Print verbatim the lines of the listing below, from the line containing "calendar-cell: 13Sunrise: 7:50" through the line containing "day-number: 5 <box>455 120 551 135</box>", including both.

○ ○ ○

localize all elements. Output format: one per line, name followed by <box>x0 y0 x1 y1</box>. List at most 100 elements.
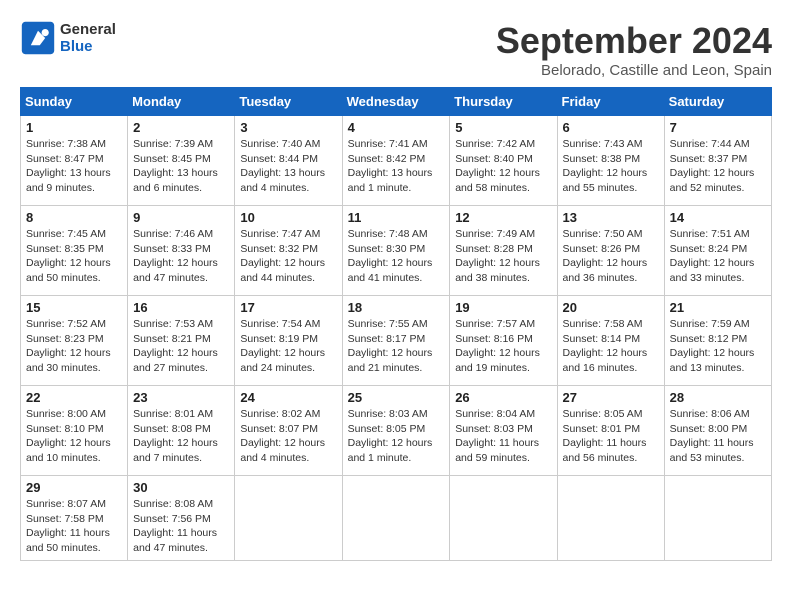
calendar-cell: 13Sunrise: 7:50 AM Sunset: 8:26 PM Dayli… <box>557 206 664 296</box>
week-row-3: 15 Sunrise: 7:52 AM Sunset: 8:23 PM Dayli… <box>21 296 772 386</box>
day-info: Sunrise: 7:47 AM Sunset: 8:32 PM Dayligh… <box>240 227 336 286</box>
day-number: 29 <box>26 480 122 495</box>
day-header-tuesday: Tuesday <box>235 88 342 116</box>
day-info: Sunrise: 8:03 AM Sunset: 8:05 PM Dayligh… <box>348 407 445 466</box>
day-info: Sunrise: 7:44 AM Sunset: 8:37 PM Dayligh… <box>670 137 766 196</box>
location-subtitle: Belorado, Castille and Leon, Spain <box>496 62 772 79</box>
calendar-cell: 7 Sunrise: 7:44 AM Sunset: 8:37 PM Daylig… <box>664 116 771 206</box>
day-number: 28 <box>670 390 766 405</box>
day-info: Sunrise: 8:06 AM Sunset: 8:00 PM Dayligh… <box>670 407 766 466</box>
day-number: 5 <box>455 120 551 135</box>
day-header-friday: Friday <box>557 88 664 116</box>
day-number: 16 <box>133 300 229 315</box>
calendar-cell: 12 Sunrise: 7:49 AM Sunset: 8:28 PM Dayli… <box>450 206 557 296</box>
day-number: 30 <box>133 480 229 495</box>
day-info: Sunrise: 8:00 AM Sunset: 8:10 PM Dayligh… <box>26 407 122 466</box>
calendar-cell: 17 Sunrise: 7:54 AM Sunset: 8:19 PM Dayli… <box>235 296 342 386</box>
calendar-cell: 1Sunrise: 7:38 AM Sunset: 8:47 PM Daylig… <box>21 116 128 206</box>
calendar-cell <box>557 476 664 561</box>
day-number: 17 <box>240 300 336 315</box>
day-info: Sunrise: 7:48 AM Sunset: 8:30 PM Dayligh… <box>348 227 445 286</box>
calendar-cell: 6 Sunrise: 7:43 AM Sunset: 8:38 PM Daylig… <box>557 116 664 206</box>
week-row-1: 1Sunrise: 7:38 AM Sunset: 8:47 PM Daylig… <box>21 116 772 206</box>
calendar-cell: 26Sunrise: 8:04 AM Sunset: 8:03 PM Dayli… <box>450 386 557 476</box>
day-info: Sunrise: 7:40 AM Sunset: 8:44 PM Dayligh… <box>240 137 336 196</box>
day-number: 19 <box>455 300 551 315</box>
header: General Blue September 2024 Belorado, Ca… <box>20 20 772 79</box>
day-number: 8 <box>26 210 122 225</box>
day-info: Sunrise: 7:52 AM Sunset: 8:23 PM Dayligh… <box>26 317 122 376</box>
calendar-cell: 27Sunrise: 8:05 AM Sunset: 8:01 PM Dayli… <box>557 386 664 476</box>
day-number: 7 <box>670 120 766 135</box>
calendar-cell: 5 Sunrise: 7:42 AM Sunset: 8:40 PM Daylig… <box>450 116 557 206</box>
calendar-cell: 9 Sunrise: 7:46 AM Sunset: 8:33 PM Daylig… <box>128 206 235 296</box>
calendar-cell: 24 Sunrise: 8:02 AM Sunset: 8:07 PM Dayli… <box>235 386 342 476</box>
calendar-cell <box>450 476 557 561</box>
day-number: 14 <box>670 210 766 225</box>
day-info: Sunrise: 7:49 AM Sunset: 8:28 PM Dayligh… <box>455 227 551 286</box>
day-info: Sunrise: 7:53 AM Sunset: 8:21 PM Dayligh… <box>133 317 229 376</box>
day-number: 2 <box>133 120 229 135</box>
day-number: 24 <box>240 390 336 405</box>
day-info: Sunrise: 7:39 AM Sunset: 8:45 PM Dayligh… <box>133 137 229 196</box>
calendar-cell: 30 Sunrise: 8:08 AM Sunset: 7:56 PM Dayli… <box>128 476 235 561</box>
calendar-cell: 16 Sunrise: 7:53 AM Sunset: 8:21 PM Dayli… <box>128 296 235 386</box>
day-info: Sunrise: 7:58 AM Sunset: 8:14 PM Dayligh… <box>563 317 659 376</box>
day-info: Sunrise: 8:02 AM Sunset: 8:07 PM Dayligh… <box>240 407 336 466</box>
day-number: 12 <box>455 210 551 225</box>
calendar-cell: 18 Sunrise: 7:55 AM Sunset: 8:17 PM Dayli… <box>342 296 450 386</box>
day-number: 6 <box>563 120 659 135</box>
day-info: Sunrise: 7:42 AM Sunset: 8:40 PM Dayligh… <box>455 137 551 196</box>
calendar-cell: 4 Sunrise: 7:41 AM Sunset: 8:42 PM Daylig… <box>342 116 450 206</box>
calendar-cell: 8 Sunrise: 7:45 AM Sunset: 8:35 PM Daylig… <box>21 206 128 296</box>
calendar-cell: 20Sunrise: 7:58 AM Sunset: 8:14 PM Dayli… <box>557 296 664 386</box>
day-info: Sunrise: 7:43 AM Sunset: 8:38 PM Dayligh… <box>563 137 659 196</box>
day-number: 26 <box>455 390 551 405</box>
day-header-saturday: Saturday <box>664 88 771 116</box>
day-number: 4 <box>348 120 445 135</box>
day-header-row: SundayMondayTuesdayWednesdayThursdayFrid… <box>21 88 772 116</box>
page-container: General Blue September 2024 Belorado, Ca… <box>20 20 772 561</box>
calendar-table: SundayMondayTuesdayWednesdayThursdayFrid… <box>20 87 772 561</box>
day-number: 11 <box>348 210 445 225</box>
calendar-cell: 14 Sunrise: 7:51 AM Sunset: 8:24 PM Dayli… <box>664 206 771 296</box>
calendar-cell: 25 Sunrise: 8:03 AM Sunset: 8:05 PM Dayli… <box>342 386 450 476</box>
day-info: Sunrise: 7:59 AM Sunset: 8:12 PM Dayligh… <box>670 317 766 376</box>
day-number: 15 <box>26 300 122 315</box>
calendar-cell: 15 Sunrise: 7:52 AM Sunset: 8:23 PM Dayli… <box>21 296 128 386</box>
day-header-thursday: Thursday <box>450 88 557 116</box>
day-info: Sunrise: 7:38 AM Sunset: 8:47 PM Dayligh… <box>26 137 122 196</box>
calendar-cell: 22Sunrise: 8:00 AM Sunset: 8:10 PM Dayli… <box>21 386 128 476</box>
calendar-cell: 11 Sunrise: 7:48 AM Sunset: 8:30 PM Dayli… <box>342 206 450 296</box>
day-header-wednesday: Wednesday <box>342 88 450 116</box>
calendar-cell: 29Sunrise: 8:07 AM Sunset: 7:58 PM Dayli… <box>21 476 128 561</box>
day-number: 10 <box>240 210 336 225</box>
calendar-cell: 2 Sunrise: 7:39 AM Sunset: 8:45 PM Daylig… <box>128 116 235 206</box>
day-info: Sunrise: 7:45 AM Sunset: 8:35 PM Dayligh… <box>26 227 122 286</box>
calendar-cell: 10 Sunrise: 7:47 AM Sunset: 8:32 PM Dayli… <box>235 206 342 296</box>
day-info: Sunrise: 8:01 AM Sunset: 8:08 PM Dayligh… <box>133 407 229 466</box>
day-number: 27 <box>563 390 659 405</box>
day-info: Sunrise: 7:46 AM Sunset: 8:33 PM Dayligh… <box>133 227 229 286</box>
day-info: Sunrise: 7:54 AM Sunset: 8:19 PM Dayligh… <box>240 317 336 376</box>
calendar-cell: 28 Sunrise: 8:06 AM Sunset: 8:00 PM Dayli… <box>664 386 771 476</box>
logo-text: General Blue <box>60 21 116 55</box>
calendar-cell: 21Sunrise: 7:59 AM Sunset: 8:12 PM Dayli… <box>664 296 771 386</box>
calendar-cell: 23 Sunrise: 8:01 AM Sunset: 8:08 PM Dayli… <box>128 386 235 476</box>
day-number: 25 <box>348 390 445 405</box>
day-number: 13 <box>563 210 659 225</box>
logo: General Blue <box>20 20 116 56</box>
day-info: Sunrise: 7:55 AM Sunset: 8:17 PM Dayligh… <box>348 317 445 376</box>
calendar-cell <box>235 476 342 561</box>
title-block: September 2024 Belorado, Castille and Le… <box>496 20 772 79</box>
day-info: Sunrise: 7:41 AM Sunset: 8:42 PM Dayligh… <box>348 137 445 196</box>
day-header-monday: Monday <box>128 88 235 116</box>
logo-icon <box>20 20 56 56</box>
day-info: Sunrise: 7:51 AM Sunset: 8:24 PM Dayligh… <box>670 227 766 286</box>
day-number: 9 <box>133 210 229 225</box>
day-number: 18 <box>348 300 445 315</box>
day-number: 3 <box>240 120 336 135</box>
day-info: Sunrise: 8:08 AM Sunset: 7:56 PM Dayligh… <box>133 497 229 556</box>
day-number: 23 <box>133 390 229 405</box>
week-row-4: 22Sunrise: 8:00 AM Sunset: 8:10 PM Dayli… <box>21 386 772 476</box>
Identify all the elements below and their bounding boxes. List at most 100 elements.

○ ○ ○

### Exercise result
calendar-cell: 13Sunrise: 7:50 AM Sunset: 8:26 PM Dayli… <box>557 206 664 296</box>
week-row-3: 15 Sunrise: 7:52 AM Sunset: 8:23 PM Dayli… <box>21 296 772 386</box>
day-info: Sunrise: 7:47 AM Sunset: 8:32 PM Dayligh… <box>240 227 336 286</box>
day-number: 29 <box>26 480 122 495</box>
day-header-tuesday: Tuesday <box>235 88 342 116</box>
day-info: Sunrise: 8:03 AM Sunset: 8:05 PM Dayligh… <box>348 407 445 466</box>
day-info: Sunrise: 7:44 AM Sunset: 8:37 PM Dayligh… <box>670 137 766 196</box>
location-subtitle: Belorado, Castille and Leon, Spain <box>496 62 772 79</box>
calendar-cell: 7 Sunrise: 7:44 AM Sunset: 8:37 PM Daylig… <box>664 116 771 206</box>
day-number: 28 <box>670 390 766 405</box>
day-info: Sunrise: 8:06 AM Sunset: 8:00 PM Dayligh… <box>670 407 766 466</box>
day-number: 5 <box>455 120 551 135</box>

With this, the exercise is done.